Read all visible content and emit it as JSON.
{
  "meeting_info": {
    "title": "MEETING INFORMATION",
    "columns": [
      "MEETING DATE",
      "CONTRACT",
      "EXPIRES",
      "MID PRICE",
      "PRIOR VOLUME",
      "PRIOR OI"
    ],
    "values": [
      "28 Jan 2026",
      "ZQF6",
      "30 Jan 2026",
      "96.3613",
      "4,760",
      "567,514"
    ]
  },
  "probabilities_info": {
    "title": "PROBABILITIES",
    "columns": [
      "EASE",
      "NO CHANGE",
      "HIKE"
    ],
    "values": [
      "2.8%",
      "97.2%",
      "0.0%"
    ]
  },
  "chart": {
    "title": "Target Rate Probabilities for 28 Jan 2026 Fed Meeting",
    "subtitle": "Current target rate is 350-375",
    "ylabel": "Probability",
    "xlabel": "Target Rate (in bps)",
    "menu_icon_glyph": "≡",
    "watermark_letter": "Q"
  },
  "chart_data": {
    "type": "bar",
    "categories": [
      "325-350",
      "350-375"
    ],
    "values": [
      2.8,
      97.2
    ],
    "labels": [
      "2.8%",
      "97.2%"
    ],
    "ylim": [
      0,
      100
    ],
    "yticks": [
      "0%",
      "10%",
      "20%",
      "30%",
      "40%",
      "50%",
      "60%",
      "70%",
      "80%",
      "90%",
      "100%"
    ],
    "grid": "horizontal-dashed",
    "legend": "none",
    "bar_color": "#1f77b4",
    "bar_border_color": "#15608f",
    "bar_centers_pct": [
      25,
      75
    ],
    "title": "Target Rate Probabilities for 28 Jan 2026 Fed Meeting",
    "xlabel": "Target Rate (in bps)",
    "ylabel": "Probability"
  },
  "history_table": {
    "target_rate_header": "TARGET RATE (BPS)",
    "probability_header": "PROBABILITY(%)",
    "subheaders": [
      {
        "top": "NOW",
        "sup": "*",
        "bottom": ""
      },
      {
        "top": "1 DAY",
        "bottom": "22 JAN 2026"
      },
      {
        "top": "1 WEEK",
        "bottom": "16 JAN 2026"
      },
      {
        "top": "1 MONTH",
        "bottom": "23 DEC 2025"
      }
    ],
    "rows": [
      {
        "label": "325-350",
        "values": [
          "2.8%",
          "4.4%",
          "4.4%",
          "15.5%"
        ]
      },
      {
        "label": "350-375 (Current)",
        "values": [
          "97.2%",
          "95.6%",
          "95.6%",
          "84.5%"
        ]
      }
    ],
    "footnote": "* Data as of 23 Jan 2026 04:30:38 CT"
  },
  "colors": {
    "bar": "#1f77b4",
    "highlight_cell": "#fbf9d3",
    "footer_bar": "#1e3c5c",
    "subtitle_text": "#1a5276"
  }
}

GIVEN INSTRUCTION: Copy out the whole listing exactly as written.

SOLUTION FOR THIS EXERCISE:
Read all visible content and emit it as JSON.
{
  "meeting_info": {
    "title": "MEETING INFORMATION",
    "columns": [
      "MEETING DATE",
      "CONTRACT",
      "EXPIRES",
      "MID PRICE",
      "PRIOR VOLUME",
      "PRIOR OI"
    ],
    "values": [
      "28 Jan 2026",
      "ZQF6",
      "30 Jan 2026",
      "96.3613",
      "4,760",
      "567,514"
    ]
  },
  "probabilities_info": {
    "title": "PROBABILITIES",
    "columns": [
      "EASE",
      "NO CHANGE",
      "HIKE"
    ],
    "values": [
      "2.8%",
      "97.2%",
      "0.0%"
    ]
  },
  "chart": {
    "title": "Target Rate Probabilities for 28 Jan 2026 Fed Meeting",
    "subtitle": "Current target rate is 350-375",
    "ylabel": "Probability",
    "xlabel": "Target Rate (in bps)",
    "menu_icon_glyph": "≡",
    "watermark_letter": "Q"
  },
  "chart_data": {
    "type": "bar",
    "categories": [
      "325-350",
      "350-375"
    ],
    "values": [
      2.8,
      97.2
    ],
    "labels": [
      "2.8%",
      "97.2%"
    ],
    "ylim": [
      0,
      100
    ],
    "yticks": [
      "0%",
      "10%",
      "20%",
      "30%",
      "40%",
      "50%",
      "60%",
      "70%",
      "80%",
      "90%",
      "100%"
    ],
    "grid": "horizontal-dashed",
    "legend": "none",
    "bar_color": "#1f77b4",
    "bar_border_color": "#15608f",
    "bar_centers_pct": [
      25,
      75
    ],
    "title": "Target Rate Probabilities for 28 Jan 2026 Fed Meeting",
    "xlabel": "Target Rate (in bps)",
    "ylabel": "Probability"
  },
  "history_table": {
    "target_rate_header": "TARGET RATE (BPS)",
    "probability_header": "PROBABILITY(%)",
    "subheaders": [
      {
        "top": "NOW",
        "sup": "*",
        "bottom": ""
      },
      {
        "top": "1 DAY",
        "bottom": "22 JAN 2026"
      },
      {
        "top": "1 WEEK",
        "bottom": "16 JAN 2026"
      },
      {
        "top": "1 MONTH",
        "bottom": "23 DEC 2025"
      }
    ],
    "rows": [
      {
        "label": "325-350",
        "values": [
          "2.8%",
          "4.4%",
          "4.4%",
          "15.5%"
        ]
      },
      {
        "label": "350-375 (Current)",
        "values": [
          "97.2%",
          "95.6%",
          "95.6%",
          "84.5%"
        ]
      }
    ],
    "footnote": "* Data as of 23 Jan 2026 04:30:38 CT"
  },
  "colors": {
    "bar": "#1f77b4",
    "highlight_cell": "#fbf9d3",
    "footer_bar": "#1e3c5c",
    "subtitle_text": "#1a5276"
  }
}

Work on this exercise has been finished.